The political parties are playing a blame game on the British economy. Yesterday another report by the Institute for Fiscal Studies (IFS) was the unedifying battleground. This debate is interesting but unresolvable. And what matters is what the parties might do now if they were in charge. And on that neither Labour nor the Conservatives are convincing.
The controversy starts with the financial crash which began in 2007, and let to wider economic collapse in 2008 and 2009. The crash was a huge surprise to most politicians, and their electors. Before this steady growth of about 2% a year seemed to be a force of nature. There were squabbles about how best the proceeds of growth should be used. The downturn was very sharp, statistically the worst recession since 1945; comparisons with the 1930s are made. But in human terms things were not so bad as , for example, the early 1980s; we are a wealthier country with more fat to draw on – and unemployment did not rise as fast as earlier downturns.

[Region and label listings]
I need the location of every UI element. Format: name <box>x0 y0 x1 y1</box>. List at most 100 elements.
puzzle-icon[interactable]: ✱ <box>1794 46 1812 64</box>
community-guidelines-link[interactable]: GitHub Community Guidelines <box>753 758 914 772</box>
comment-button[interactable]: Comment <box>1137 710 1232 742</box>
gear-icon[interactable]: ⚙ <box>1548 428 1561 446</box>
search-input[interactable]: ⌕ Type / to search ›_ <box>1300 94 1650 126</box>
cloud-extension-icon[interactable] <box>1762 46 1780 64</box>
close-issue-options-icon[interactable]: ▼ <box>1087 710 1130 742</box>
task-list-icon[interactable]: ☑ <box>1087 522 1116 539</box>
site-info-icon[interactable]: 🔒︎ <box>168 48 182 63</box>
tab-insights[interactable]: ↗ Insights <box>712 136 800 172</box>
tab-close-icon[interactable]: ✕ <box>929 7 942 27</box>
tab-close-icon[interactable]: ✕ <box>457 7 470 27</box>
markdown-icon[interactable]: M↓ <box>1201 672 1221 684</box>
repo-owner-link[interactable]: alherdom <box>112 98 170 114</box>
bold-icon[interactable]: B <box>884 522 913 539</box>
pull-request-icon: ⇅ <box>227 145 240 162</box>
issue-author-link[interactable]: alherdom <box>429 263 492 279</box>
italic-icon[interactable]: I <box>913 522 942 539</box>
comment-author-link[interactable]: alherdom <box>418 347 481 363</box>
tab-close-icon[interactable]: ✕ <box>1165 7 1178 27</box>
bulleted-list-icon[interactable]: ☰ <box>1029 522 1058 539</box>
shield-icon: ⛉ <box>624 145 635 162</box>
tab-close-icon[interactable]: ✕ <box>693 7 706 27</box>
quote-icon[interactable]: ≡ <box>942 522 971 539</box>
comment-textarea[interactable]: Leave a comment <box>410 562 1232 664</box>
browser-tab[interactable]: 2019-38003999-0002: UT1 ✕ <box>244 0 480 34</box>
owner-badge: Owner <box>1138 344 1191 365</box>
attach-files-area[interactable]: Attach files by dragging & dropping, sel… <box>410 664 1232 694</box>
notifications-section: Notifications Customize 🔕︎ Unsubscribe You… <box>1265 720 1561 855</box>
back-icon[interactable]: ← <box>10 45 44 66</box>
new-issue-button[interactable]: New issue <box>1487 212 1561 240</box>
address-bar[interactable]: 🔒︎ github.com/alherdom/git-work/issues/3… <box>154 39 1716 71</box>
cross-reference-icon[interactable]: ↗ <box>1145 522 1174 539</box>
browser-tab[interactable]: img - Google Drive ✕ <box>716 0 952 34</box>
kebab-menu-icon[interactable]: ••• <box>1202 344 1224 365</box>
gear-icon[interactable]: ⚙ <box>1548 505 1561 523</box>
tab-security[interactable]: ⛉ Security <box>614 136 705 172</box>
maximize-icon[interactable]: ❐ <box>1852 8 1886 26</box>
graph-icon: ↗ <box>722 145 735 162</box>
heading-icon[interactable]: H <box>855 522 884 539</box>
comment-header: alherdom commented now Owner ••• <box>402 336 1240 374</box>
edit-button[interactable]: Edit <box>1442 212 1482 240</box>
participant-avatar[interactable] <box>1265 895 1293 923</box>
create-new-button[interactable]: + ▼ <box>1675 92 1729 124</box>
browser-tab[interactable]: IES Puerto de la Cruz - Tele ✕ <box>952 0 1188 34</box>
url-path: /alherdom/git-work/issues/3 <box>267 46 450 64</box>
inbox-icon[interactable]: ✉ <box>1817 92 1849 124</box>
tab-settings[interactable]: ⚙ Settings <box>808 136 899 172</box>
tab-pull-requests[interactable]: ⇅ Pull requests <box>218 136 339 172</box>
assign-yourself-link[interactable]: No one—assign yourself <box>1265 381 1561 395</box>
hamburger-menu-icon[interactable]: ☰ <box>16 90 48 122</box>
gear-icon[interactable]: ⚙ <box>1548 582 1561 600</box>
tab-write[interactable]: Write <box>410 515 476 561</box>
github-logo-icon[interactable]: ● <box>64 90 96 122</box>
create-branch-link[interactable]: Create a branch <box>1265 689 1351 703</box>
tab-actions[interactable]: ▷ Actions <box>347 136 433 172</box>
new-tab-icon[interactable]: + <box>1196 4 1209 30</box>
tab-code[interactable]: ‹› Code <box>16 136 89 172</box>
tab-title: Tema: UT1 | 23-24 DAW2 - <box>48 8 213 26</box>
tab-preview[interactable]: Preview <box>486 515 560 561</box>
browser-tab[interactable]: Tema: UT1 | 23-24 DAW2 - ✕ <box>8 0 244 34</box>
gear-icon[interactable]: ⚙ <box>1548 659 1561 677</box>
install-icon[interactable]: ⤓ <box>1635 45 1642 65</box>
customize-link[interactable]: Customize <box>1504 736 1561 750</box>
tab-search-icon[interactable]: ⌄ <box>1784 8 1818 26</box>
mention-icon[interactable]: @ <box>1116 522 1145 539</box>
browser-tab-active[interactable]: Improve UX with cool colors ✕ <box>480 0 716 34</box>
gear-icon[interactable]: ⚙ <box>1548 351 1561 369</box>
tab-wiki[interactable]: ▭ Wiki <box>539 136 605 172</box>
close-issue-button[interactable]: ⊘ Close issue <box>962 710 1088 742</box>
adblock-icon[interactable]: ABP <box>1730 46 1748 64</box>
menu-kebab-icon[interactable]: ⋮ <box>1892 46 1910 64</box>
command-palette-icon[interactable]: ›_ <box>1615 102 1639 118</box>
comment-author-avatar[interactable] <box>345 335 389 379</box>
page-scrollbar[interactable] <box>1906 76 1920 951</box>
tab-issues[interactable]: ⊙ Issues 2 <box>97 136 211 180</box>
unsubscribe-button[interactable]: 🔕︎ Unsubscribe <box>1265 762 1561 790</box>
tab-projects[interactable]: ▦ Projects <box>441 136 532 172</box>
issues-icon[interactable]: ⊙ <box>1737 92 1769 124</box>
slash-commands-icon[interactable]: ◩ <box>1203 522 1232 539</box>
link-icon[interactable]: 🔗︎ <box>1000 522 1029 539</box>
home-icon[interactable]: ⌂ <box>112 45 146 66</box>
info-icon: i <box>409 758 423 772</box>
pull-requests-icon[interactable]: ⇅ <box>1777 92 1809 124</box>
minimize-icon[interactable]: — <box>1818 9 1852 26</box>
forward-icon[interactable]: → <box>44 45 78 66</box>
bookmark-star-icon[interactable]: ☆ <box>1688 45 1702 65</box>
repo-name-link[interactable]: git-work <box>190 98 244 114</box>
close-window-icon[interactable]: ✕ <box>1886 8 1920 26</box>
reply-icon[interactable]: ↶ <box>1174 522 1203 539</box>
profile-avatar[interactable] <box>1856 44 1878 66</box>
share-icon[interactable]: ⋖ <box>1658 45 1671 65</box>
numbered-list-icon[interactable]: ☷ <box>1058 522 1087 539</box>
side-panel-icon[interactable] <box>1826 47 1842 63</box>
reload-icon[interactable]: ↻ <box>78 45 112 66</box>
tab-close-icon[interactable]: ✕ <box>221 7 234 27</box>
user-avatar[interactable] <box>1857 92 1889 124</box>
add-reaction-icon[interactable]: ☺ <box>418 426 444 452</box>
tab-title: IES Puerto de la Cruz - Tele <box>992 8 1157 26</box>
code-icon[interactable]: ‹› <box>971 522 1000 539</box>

**Task to carry out**
Write out the commentary on the British economy beginning at the words that have "The political parties" and stopping after "Conservatives are convincing.", and replace "blame game" with "war of words" throughout. The records are material separate from the text.

**Solution to this problem**
The political parties are playing a war of words on the British economy. Yesterday another report by the Institute for Fiscal Studies (IFS) was the unedifying battleground. This debate is interesting but unresolvable. And what matters is what the parties might do now if they were in charge. And on that neither Labour nor the Conservatives are convincing.